**Exercise input:**
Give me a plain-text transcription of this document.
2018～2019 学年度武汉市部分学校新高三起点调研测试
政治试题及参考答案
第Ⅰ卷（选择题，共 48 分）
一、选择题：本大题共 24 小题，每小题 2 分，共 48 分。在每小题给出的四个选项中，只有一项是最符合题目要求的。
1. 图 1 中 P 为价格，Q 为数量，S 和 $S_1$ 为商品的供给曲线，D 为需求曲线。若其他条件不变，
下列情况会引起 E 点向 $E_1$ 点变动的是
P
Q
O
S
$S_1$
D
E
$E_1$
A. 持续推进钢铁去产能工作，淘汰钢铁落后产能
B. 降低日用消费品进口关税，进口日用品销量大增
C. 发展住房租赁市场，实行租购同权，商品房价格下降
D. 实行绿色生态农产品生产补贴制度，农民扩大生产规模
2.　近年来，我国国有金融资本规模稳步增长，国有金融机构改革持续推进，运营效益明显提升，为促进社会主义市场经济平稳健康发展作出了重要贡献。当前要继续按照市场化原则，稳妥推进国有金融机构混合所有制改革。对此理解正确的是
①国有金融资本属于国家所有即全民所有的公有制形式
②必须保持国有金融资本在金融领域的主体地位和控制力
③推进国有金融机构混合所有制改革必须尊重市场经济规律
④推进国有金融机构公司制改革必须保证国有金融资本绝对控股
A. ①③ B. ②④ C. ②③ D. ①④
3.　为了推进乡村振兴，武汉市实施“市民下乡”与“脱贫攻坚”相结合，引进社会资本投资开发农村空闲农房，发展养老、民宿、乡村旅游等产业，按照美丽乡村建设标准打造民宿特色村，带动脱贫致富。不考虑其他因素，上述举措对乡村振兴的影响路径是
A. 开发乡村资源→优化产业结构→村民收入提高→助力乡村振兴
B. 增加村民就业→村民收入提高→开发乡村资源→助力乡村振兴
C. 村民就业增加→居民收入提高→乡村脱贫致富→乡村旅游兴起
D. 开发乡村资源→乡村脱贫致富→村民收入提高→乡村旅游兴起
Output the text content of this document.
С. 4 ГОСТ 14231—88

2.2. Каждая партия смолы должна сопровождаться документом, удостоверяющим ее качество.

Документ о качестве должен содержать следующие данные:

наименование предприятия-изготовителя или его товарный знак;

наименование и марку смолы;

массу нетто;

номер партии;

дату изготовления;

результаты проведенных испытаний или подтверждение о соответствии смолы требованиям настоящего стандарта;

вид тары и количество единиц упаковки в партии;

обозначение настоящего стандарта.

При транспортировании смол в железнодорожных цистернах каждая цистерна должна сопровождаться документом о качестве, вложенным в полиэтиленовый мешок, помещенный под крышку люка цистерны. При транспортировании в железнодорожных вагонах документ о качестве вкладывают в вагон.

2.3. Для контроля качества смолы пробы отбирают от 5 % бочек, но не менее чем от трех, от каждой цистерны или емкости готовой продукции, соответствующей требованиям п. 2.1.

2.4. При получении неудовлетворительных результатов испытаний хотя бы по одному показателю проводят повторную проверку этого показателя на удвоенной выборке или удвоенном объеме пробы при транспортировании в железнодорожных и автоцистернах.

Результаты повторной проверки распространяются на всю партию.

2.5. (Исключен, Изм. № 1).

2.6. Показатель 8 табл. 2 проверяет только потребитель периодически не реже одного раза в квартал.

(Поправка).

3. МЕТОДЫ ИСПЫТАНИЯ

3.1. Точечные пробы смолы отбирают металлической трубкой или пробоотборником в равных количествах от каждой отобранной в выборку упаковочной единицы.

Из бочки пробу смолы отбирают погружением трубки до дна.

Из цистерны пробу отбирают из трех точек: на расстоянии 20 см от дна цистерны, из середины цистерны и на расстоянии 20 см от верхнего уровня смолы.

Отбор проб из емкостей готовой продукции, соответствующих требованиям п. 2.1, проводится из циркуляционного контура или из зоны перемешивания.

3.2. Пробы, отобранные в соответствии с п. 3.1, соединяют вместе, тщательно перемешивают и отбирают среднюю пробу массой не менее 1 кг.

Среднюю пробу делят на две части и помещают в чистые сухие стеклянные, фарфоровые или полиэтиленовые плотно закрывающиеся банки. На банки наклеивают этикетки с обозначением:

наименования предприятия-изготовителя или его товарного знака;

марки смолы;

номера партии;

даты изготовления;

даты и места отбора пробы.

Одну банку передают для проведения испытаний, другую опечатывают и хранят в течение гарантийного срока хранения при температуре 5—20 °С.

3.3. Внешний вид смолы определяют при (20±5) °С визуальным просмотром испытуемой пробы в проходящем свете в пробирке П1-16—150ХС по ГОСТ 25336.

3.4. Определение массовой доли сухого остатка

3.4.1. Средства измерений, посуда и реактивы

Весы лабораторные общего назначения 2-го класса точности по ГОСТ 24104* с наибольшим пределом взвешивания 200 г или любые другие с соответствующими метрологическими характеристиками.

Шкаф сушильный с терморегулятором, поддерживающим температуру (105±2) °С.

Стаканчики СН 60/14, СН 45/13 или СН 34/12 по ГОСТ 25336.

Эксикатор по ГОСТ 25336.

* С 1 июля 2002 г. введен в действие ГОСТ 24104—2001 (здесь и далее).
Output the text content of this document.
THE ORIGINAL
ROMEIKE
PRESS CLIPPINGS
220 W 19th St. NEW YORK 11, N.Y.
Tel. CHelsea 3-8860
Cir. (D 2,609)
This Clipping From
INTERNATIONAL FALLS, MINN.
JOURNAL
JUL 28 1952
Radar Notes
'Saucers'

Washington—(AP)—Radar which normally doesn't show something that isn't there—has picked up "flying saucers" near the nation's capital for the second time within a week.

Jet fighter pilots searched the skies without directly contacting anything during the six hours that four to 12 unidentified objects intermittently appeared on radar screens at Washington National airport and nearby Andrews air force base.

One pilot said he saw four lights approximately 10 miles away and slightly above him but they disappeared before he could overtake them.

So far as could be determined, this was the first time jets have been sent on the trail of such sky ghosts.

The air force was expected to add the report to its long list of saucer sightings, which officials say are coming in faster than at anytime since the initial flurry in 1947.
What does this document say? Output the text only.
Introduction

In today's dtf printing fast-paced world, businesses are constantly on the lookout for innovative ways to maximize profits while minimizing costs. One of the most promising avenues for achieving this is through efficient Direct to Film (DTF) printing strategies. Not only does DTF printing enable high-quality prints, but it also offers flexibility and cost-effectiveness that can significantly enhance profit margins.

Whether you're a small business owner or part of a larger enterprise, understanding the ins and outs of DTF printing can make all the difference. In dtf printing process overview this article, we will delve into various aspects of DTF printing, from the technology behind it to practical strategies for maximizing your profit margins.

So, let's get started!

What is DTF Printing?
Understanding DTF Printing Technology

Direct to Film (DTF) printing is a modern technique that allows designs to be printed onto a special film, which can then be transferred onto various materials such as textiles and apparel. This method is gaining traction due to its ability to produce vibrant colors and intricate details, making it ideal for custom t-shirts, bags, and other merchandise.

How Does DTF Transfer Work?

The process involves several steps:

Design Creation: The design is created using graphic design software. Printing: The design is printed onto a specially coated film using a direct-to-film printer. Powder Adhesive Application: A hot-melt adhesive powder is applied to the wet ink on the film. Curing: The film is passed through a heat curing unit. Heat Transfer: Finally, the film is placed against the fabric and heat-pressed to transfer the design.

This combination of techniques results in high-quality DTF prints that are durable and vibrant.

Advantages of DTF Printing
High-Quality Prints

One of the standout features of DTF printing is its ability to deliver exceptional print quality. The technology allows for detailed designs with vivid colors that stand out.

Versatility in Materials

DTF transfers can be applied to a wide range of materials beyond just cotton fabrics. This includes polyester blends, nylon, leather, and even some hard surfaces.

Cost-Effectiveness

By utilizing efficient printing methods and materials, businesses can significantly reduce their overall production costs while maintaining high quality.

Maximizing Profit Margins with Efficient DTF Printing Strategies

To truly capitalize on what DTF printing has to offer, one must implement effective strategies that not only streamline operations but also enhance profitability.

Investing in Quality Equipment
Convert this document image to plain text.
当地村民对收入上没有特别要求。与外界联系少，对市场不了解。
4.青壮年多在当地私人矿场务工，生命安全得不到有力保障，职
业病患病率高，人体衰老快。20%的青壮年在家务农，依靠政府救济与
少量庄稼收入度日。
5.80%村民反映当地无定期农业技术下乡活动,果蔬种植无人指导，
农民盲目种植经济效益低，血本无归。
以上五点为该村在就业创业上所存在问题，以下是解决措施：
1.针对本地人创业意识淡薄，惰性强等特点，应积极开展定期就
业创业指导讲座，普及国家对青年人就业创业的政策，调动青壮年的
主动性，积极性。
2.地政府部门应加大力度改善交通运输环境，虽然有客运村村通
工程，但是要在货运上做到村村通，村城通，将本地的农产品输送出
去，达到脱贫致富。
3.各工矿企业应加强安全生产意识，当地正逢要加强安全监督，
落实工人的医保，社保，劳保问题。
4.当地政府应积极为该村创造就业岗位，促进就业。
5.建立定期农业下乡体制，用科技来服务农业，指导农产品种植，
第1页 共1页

**Job:** Begin with the line that contains "Convert this document image to plain text." and end with the last line of the records; set down every line in that span exactly, and nothing else.

**Written reply:**
Convert this document image to plain text.
当地村民对收入上没有特别要求。与外界联系少，对市场不了解。
4.青壮年多在当地私人矿场务工，生命安全得不到有力保障，职
业病患病率高，人体衰老快。20%的青壮年在家务农，依靠政府救济与
少量庄稼收入度日。
5.80%村民反映当地无定期农业技术下乡活动,果蔬种植无人指导，
农民盲目种植经济效益低，血本无归。
以上五点为该村在就业创业上所存在问题，以下是解决措施：
1.针对本地人创业意识淡薄，惰性强等特点，应积极开展定期就
业创业指导讲座，普及国家对青年人就业创业的政策，调动青壮年的
主动性，积极性。
2.地政府部门应加大力度改善交通运输环境，虽然有客运村村通
工程，但是要在货运上做到村村通，村城通，将本地的农产品输送出
去，达到脱贫致富。
3.各工矿企业应加强安全生产意识，当地正逢要加强安全监督，
落实工人的医保，社保，劳保问题。
4.当地政府应积极为该村创造就业岗位，促进就业。
5.建立定期农业下乡体制，用科技来服务农业，指导农产品种植，
第1页 共1页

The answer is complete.